CONSIGNAS DEL EJERCICIO –
A: ¿Puedes reescribir en forma de lista el párrafo del fragmento sobre alimentación urbana que comienza con "Comprar en la vecindad", conservando sus datos principales?
B: Cita sin cambios del fragmento sobre alimentación urbana la parte que se abre con las palabras "Comprar en la" y se cierra con "funcionario técnico municipal.".

En el encuentro, en el que Valencia recibe a las ciudades firmantes del Pacto de Milán por una alimentación urbana sostenible y saludable, se ha insistido en estrechar la distancia entre la huerta y el supermercado, el restaurante, o la cocina de las grandes ciudades. "Es absurdo que exportemos un 90% de lo que se produce a nuestro alrededor e importemos un 90% de lo que consumimos", opinaba Bruno Charles, vicepresidente del área metropolitana de Lyon (Francia). Otras ciudades ofrecían cifras similares. Toronto, por ejemplo, importa toneladas de zanahorias al tiempo que exporta otras tantas, hasta alcanzar casi un equilibrio. Muchas urbes han resaltado su apuesta porque en las mesas de sus ciudadanos haya cada vez más productos de las cercanías.
"No hay contacto con los agricultores, todo el sistema está industrializado", apuntaba Peggy Van Vliet, que gestiona un proyecto en Oss, una ciudad holandesa de unos 100.000 habitantes, para concienciar a la gente contra el despilfarro de comida o las dietas insostenibles. En este aspecto, los mercados de agricultores —impulsados en ciudades como Valencia— o la obligatoriedad de ofrecer alimentos de la zona en colegios, hospitales u otros centros públicos prolifera en todas las ciudades presentes en el encuentro de la capital valenciana.
Comprar en la vecindad, además de reducir los gastos y emisiones por transporte, tiene la ventaja de reducir el número de intermediarios, y con ello el precio de la comida, lo que la hace más asequible para las familias más vulnerables. "Con compras directas o casi directas a productores periurbanos, el margen sobre lo que cobra el agricultor es del 30%. Con el sistema actual de intermediarios, en cambio, la media es un 300%. Y el sobreprecio llega a alcanzar el 800%". Al menos esas son las cifras registradas en Colombo, la capital de Sri Lanka, según explica Sudharsana Fernando, un funcionario técnico municipal.
Esta es solo una vía más de las analizadas para que frutas, vegetales o pescado sean accesibles para cada vez más ciudadanos y así evitar la formación de los llamados desiertos alimentarios, esos barrios pobres en los que la ausencia de productos frescos y nutritivos es la norma. Y también una forma de luchar contra esa hambre que es una realidad incluso en las metrópolis más desarrolladas, como la propia Toronto, según el concejal Mihevc. "Dicen que somos una de las 10 mejores ciudades del mundo para vivir, y aún así tenemos hambrientos. Aunque a muchas ciudades les cueste admitirlo, tenemos que aceptar que existe el problema: es el único modo de poder medirlo y atacarlo".

LISTADO DE DATOS –
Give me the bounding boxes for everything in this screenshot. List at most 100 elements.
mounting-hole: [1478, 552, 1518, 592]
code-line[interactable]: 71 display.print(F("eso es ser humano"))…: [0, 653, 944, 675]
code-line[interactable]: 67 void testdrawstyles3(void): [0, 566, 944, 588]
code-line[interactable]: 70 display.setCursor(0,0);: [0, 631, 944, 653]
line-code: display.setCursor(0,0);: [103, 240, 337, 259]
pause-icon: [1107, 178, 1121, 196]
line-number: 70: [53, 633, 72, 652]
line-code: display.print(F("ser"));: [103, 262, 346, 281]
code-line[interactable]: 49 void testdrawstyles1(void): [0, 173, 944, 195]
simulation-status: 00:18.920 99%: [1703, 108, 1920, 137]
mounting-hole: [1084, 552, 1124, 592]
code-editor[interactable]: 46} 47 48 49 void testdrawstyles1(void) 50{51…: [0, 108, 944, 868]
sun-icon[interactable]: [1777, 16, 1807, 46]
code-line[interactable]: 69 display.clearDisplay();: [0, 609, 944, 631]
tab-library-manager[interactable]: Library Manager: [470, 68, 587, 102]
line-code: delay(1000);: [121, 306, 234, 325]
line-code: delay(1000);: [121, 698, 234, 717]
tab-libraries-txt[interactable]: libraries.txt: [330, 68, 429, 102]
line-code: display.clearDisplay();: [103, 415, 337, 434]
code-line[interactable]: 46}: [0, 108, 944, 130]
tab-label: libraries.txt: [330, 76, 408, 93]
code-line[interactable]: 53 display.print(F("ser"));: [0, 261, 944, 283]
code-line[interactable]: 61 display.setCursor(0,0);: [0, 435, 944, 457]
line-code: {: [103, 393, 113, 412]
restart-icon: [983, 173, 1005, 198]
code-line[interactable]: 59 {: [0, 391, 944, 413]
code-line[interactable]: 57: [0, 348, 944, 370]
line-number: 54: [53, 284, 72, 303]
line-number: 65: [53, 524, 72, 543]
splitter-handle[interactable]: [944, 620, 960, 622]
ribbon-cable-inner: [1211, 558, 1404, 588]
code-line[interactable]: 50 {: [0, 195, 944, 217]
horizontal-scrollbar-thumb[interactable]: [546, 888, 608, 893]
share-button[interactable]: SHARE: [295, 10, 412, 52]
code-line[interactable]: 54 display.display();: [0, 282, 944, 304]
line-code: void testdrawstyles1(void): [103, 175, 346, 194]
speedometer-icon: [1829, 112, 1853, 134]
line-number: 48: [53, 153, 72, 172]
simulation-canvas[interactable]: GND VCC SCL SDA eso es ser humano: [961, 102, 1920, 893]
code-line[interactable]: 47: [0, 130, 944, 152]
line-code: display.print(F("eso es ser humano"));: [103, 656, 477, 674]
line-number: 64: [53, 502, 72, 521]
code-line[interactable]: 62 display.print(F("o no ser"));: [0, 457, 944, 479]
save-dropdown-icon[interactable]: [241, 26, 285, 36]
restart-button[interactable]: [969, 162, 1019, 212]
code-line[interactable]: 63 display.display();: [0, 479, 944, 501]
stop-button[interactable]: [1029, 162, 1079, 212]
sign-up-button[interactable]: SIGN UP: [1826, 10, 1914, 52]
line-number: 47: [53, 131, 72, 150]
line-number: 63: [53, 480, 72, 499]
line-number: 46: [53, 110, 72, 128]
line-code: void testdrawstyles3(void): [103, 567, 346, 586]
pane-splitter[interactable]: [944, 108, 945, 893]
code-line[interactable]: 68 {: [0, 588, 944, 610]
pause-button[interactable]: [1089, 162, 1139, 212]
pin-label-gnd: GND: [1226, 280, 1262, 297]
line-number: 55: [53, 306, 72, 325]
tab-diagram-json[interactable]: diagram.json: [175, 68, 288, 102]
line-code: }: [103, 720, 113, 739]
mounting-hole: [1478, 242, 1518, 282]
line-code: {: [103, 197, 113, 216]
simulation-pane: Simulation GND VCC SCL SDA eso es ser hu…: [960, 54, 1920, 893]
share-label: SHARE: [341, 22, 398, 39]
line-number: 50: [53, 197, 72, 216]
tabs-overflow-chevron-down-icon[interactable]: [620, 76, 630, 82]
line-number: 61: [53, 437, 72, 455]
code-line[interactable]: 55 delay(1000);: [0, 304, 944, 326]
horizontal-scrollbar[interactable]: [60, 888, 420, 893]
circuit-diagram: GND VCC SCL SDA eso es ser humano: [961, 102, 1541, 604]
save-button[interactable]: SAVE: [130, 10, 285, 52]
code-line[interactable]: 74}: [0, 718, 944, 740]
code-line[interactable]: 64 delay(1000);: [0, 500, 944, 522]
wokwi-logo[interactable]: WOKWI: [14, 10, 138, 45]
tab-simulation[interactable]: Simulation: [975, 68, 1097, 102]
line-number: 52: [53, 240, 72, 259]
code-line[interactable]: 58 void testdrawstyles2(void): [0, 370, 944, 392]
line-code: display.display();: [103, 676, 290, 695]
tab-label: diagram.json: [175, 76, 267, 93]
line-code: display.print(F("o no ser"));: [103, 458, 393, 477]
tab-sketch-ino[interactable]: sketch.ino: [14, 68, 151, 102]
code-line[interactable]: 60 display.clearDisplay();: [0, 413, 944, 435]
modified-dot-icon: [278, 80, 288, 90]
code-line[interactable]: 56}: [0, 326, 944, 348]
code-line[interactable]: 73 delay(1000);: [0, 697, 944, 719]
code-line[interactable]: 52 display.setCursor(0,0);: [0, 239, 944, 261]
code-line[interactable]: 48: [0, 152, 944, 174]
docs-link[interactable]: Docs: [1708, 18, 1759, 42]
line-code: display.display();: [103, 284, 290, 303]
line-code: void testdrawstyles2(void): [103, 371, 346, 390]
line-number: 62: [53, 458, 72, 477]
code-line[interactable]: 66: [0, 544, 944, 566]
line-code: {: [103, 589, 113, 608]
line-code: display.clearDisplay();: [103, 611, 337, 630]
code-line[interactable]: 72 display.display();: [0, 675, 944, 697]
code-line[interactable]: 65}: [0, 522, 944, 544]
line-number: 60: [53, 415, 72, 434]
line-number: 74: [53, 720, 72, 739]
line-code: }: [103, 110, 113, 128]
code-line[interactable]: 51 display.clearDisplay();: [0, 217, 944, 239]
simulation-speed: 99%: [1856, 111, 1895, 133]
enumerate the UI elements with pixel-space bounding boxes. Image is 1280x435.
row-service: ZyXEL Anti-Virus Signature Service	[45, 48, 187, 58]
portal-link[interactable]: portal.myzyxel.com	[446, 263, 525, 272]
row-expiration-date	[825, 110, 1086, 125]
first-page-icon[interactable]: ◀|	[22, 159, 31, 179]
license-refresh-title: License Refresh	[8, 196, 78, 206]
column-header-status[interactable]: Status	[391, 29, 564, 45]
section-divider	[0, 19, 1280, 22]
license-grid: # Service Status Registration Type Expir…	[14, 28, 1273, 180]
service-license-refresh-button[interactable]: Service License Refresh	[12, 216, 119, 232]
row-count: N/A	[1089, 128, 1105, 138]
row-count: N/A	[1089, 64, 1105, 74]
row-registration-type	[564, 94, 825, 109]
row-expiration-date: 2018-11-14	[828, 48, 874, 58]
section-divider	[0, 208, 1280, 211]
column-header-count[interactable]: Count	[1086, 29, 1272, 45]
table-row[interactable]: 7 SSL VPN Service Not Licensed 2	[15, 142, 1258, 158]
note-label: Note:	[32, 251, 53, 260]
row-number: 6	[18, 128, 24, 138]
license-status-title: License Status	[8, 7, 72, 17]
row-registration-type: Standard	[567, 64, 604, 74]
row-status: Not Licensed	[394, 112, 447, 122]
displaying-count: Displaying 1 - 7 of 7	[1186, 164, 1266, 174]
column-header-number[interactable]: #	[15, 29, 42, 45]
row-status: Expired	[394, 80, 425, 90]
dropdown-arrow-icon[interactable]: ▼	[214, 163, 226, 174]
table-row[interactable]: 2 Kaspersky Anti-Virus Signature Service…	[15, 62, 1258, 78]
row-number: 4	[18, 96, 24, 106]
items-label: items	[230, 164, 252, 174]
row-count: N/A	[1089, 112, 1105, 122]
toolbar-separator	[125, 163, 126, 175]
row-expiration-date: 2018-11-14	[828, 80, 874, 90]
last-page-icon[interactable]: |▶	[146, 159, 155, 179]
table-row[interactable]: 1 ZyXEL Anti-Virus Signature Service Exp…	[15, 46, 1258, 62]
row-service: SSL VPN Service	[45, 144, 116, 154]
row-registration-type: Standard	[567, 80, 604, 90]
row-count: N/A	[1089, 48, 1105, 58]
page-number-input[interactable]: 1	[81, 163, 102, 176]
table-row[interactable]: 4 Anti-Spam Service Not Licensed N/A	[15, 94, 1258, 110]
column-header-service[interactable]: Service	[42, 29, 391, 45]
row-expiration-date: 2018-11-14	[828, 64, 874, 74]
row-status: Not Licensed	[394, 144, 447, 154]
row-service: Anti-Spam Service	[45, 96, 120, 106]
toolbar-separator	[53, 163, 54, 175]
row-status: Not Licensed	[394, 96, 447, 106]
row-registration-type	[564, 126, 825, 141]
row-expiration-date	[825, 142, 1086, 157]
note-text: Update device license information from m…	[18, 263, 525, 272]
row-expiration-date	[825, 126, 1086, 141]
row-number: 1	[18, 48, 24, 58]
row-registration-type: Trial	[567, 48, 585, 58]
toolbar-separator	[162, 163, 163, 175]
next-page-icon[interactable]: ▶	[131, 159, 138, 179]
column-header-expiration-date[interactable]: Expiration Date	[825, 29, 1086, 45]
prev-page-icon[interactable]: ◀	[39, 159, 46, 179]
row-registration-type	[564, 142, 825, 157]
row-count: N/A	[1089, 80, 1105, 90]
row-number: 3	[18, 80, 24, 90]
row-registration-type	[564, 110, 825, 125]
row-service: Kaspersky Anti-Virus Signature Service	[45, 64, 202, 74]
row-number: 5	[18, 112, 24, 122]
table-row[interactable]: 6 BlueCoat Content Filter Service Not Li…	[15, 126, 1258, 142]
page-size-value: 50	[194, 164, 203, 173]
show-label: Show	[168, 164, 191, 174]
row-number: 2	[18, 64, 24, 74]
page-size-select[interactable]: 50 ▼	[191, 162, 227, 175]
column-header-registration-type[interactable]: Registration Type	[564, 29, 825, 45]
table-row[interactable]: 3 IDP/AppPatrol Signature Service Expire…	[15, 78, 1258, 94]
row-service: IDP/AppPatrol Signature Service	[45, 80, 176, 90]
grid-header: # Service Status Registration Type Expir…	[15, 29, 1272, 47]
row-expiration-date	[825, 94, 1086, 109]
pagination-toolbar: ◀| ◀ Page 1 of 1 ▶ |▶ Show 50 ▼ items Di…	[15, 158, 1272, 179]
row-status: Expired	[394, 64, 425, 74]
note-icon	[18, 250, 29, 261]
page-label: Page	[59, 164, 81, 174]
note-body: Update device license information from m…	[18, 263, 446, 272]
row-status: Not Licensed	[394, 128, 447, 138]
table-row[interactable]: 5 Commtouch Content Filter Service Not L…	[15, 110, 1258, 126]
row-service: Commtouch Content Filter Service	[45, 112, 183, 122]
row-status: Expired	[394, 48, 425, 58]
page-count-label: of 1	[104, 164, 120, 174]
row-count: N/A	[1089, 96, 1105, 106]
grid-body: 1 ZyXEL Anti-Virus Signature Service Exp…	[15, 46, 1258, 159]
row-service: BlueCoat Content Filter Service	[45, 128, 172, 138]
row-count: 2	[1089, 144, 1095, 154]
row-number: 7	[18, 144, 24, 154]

RESPUESTAS DEL EJERCICIO –
A:
- Comprar en la vecindad reduce los gastos y las emisiones por transporte.
- También reduce el número de intermediarios y, con ello, el precio de la comida, que resulta más asequible para las familias más vulnerables.
- En Colombo, capital de Sri Lanka, con compras directas o casi directas a productores periurbanos, el margen sobre lo que cobra el agricultor es del 30%.
- Con el sistema actual de intermediarios, la media es del 300%, y el sobreprecio llega a alcanzar el 800%.
- Estas cifras las explica Sudharsana Fernando, funcionario técnico municipal.

B:
Comprar en la vecindad, además de reducir los gastos y emisiones por transporte, tiene la ventaja de reducir el número de intermediarios, y con ello el precio de la comida, lo que la hace más asequible para las familias más vulnerables. "Con compras directas o casi directas a productores periurbanos, el margen sobre lo que cobra el agricultor es del 30%. Con el sistema actual de intermediarios, en cambio, la media es un 300%. Y el sobreprecio llega a alcanzar el 800%". Al menos esas son las cifras registradas en Colombo, la capital de Sri Lanka, según explica Sudharsana Fernando, un funcionario técnico municipal.